▸ Prompt: Transcribe the records that follow. Keep every word exactly, and drop the pictures.

(Stored data entries)
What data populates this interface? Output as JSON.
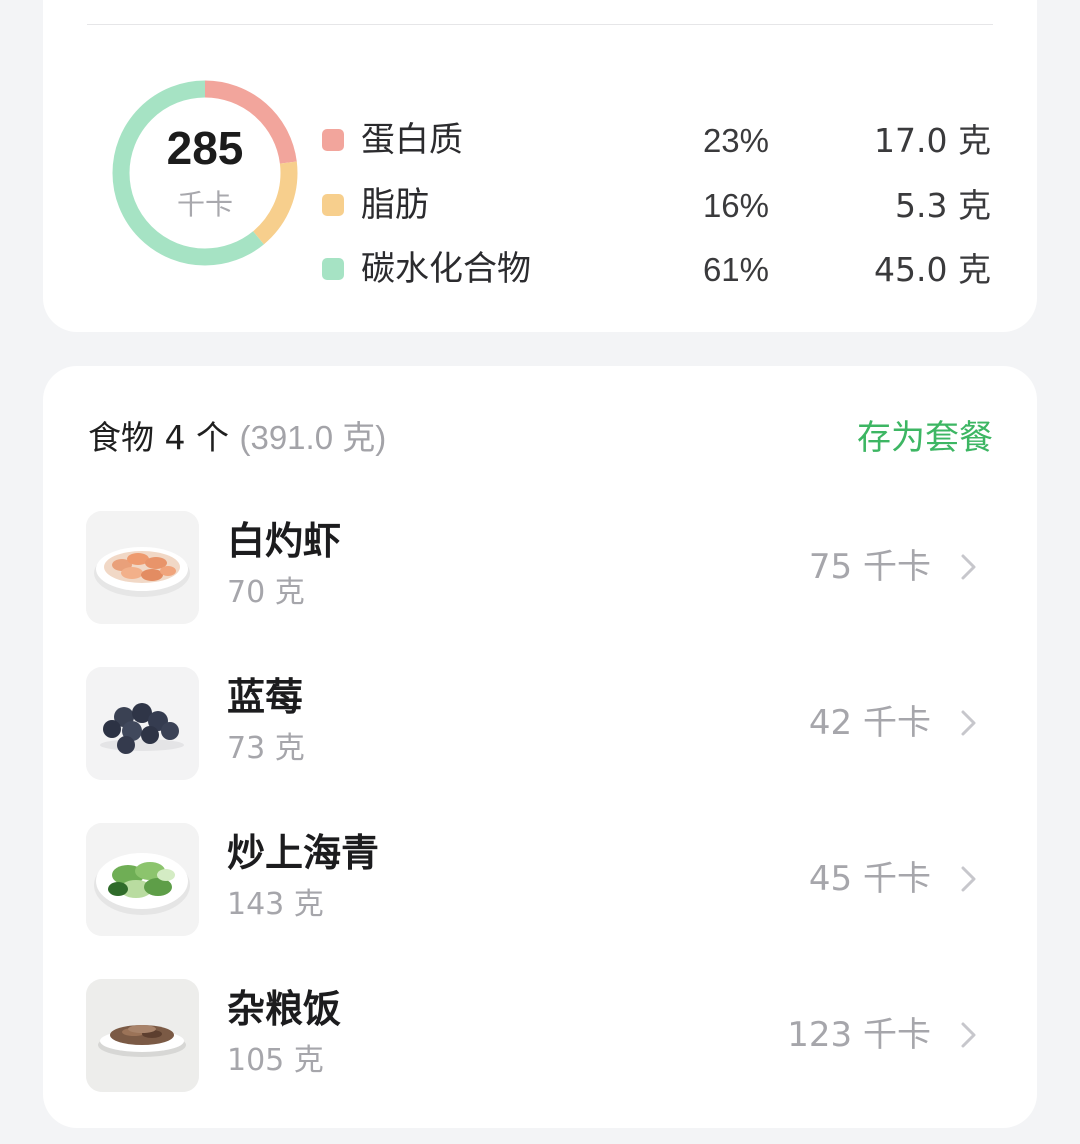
{
  "summary": {
    "calories": "285",
    "calorie_unit": "千卡",
    "macros": [
      {
        "name": "蛋白质",
        "percent": "23%",
        "grams": "17.0 克",
        "share": 0.23,
        "color": "#f2a59c"
      },
      {
        "name": "脂肪",
        "percent": "16%",
        "grams": "5.3 克",
        "share": 0.16,
        "color": "#f7cf8d"
      },
      {
        "name": "碳水化合物",
        "percent": "61%",
        "grams": "45.0 克",
        "share": 0.61,
        "color": "#a6e3c4"
      }
    ]
  },
  "foods": {
    "title": "食物 4 个",
    "total_weight": "(391.0 克)",
    "save_label": "存为套餐",
    "items": [
      {
        "name": "白灼虾",
        "weight": "70 克",
        "calories": "75 千卡",
        "image": "shrimp-plate"
      },
      {
        "name": "蓝莓",
        "weight": "73 克",
        "calories": "42 千卡",
        "image": "blueberries"
      },
      {
        "name": "炒上海青",
        "weight": "143 克",
        "calories": "45 千卡",
        "image": "bok-choy-plate"
      },
      {
        "name": "杂粮饭",
        "weight": "105 克",
        "calories": "123 千卡",
        "image": "grain-rice-plate"
      }
    ]
  }
}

▸ Task result:
What data populates this interface? Output as JSON.
{
  "summary": {
    "calories": "285",
    "calorie_unit": "千卡",
    "macros": [
      {
        "name": "蛋白质",
        "percent": "23%",
        "grams": "17.0 克",
        "share": 0.23,
        "color": "#f2a59c"
      },
      {
        "name": "脂肪",
        "percent": "16%",
        "grams": "5.3 克",
        "share": 0.16,
        "color": "#f7cf8d"
      },
      {
        "name": "碳水化合物",
        "percent": "61%",
        "grams": "45.0 克",
        "share": 0.61,
        "color": "#a6e3c4"
      }
    ]
  },
  "foods": {
    "title": "食物 4 个",
    "total_weight": "(391.0 克)",
    "save_label": "存为套餐",
    "items": [
      {
        "name": "白灼虾",
        "weight": "70 克",
        "calories": "75 千卡",
        "image": "shrimp-plate"
      },
      {
        "name": "蓝莓",
        "weight": "73 克",
        "calories": "42 千卡",
        "image": "blueberries"
      },
      {
        "name": "炒上海青",
        "weight": "143 克",
        "calories": "45 千卡",
        "image": "bok-choy-plate"
      },
      {
        "name": "杂粮饭",
        "weight": "105 克",
        "calories": "123 千卡",
        "image": "grain-rice-plate"
      }
    ]
  }
}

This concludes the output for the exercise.